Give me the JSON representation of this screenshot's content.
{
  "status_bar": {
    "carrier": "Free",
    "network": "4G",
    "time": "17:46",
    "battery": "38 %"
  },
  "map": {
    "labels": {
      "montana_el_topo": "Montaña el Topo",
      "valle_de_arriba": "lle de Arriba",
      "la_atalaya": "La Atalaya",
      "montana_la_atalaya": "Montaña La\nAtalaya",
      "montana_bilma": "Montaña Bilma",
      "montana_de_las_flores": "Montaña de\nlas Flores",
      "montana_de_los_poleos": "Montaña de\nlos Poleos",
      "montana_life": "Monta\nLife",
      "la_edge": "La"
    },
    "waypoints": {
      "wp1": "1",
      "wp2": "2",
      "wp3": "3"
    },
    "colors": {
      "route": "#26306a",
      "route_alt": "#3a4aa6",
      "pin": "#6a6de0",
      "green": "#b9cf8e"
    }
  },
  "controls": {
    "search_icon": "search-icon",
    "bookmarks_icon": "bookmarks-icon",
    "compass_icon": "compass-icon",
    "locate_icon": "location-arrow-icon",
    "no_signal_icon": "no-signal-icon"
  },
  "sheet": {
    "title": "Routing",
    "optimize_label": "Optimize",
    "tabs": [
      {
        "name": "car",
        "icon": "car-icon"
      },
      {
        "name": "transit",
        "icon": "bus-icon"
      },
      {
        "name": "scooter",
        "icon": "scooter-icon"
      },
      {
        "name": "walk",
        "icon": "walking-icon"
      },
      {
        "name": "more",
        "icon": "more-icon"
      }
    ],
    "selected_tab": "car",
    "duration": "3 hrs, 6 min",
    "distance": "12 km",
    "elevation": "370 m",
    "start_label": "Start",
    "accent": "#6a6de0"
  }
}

• **Required work**
Copy the lines from the entries above in which the word "name" appears.

• **Output of the task**
        "name": "car",
        "name": "transit",
        "name": "scooter",
        "name": "walk",
        "name": "more",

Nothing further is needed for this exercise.